§ **Supplied records**
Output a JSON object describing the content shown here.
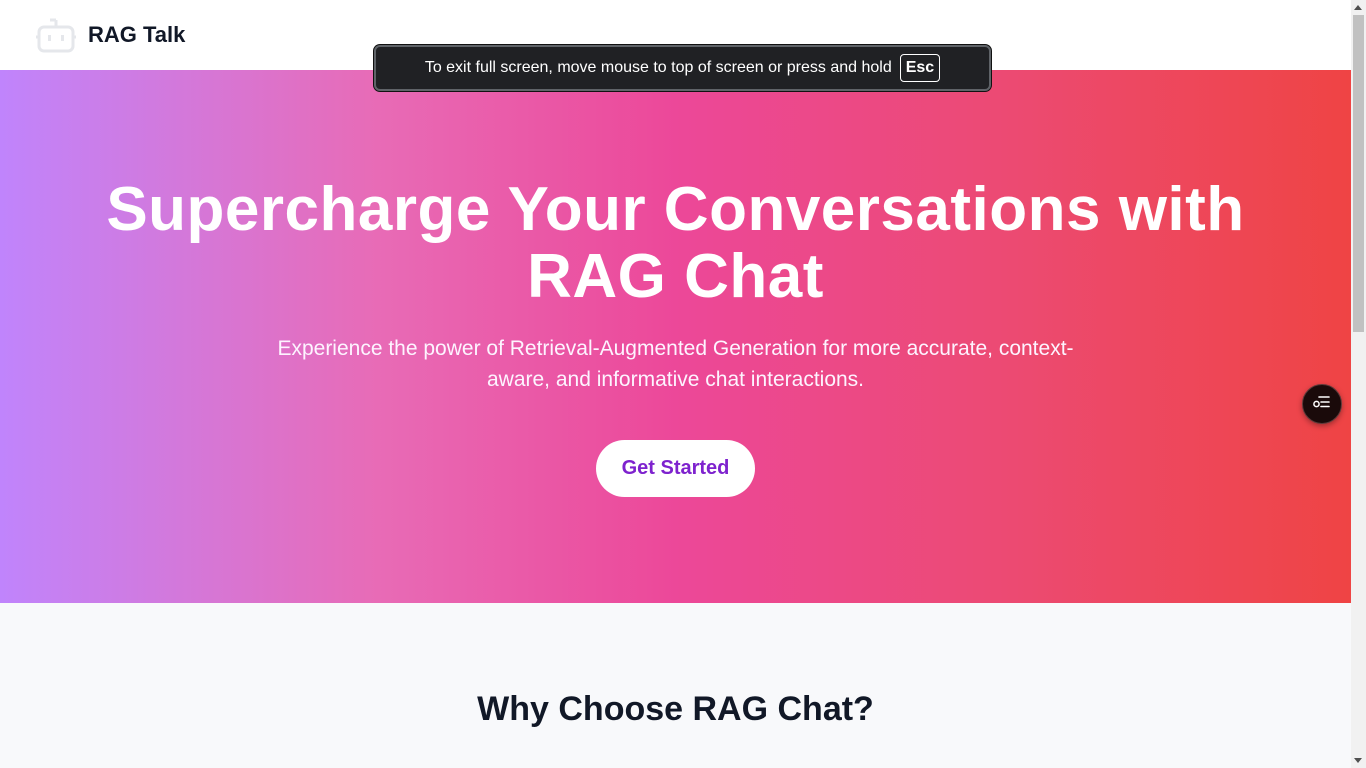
{
  "header": {
    "brand": "RAG Talk",
    "logo_icon": "robot-icon"
  },
  "hero": {
    "title": "Supercharge Your Conversations with RAG Chat",
    "subtitle": "Experience the power of Retrieval-Augmented Generation for more accurate, context-aware, and informative chat interactions.",
    "cta_label": "Get Started",
    "gradient_start": "#c084fc",
    "gradient_mid": "#ec4899",
    "gradient_end": "#ef4444",
    "cta_text_color": "#7e22ce"
  },
  "features": {
    "title": "Why Choose RAG Chat?"
  },
  "fullscreen_toast": {
    "message": "To exit full screen, move mouse to top of screen or press and hold",
    "key": "Esc"
  },
  "chat_widget": {
    "icon": "chat-list-icon"
  }
}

§ **Exercise description**
Which lines include the word "icon"? Copy every one of them.

§ **Output below**
    "logo_icon": "robot-icon"
    "icon": "chat-list-icon"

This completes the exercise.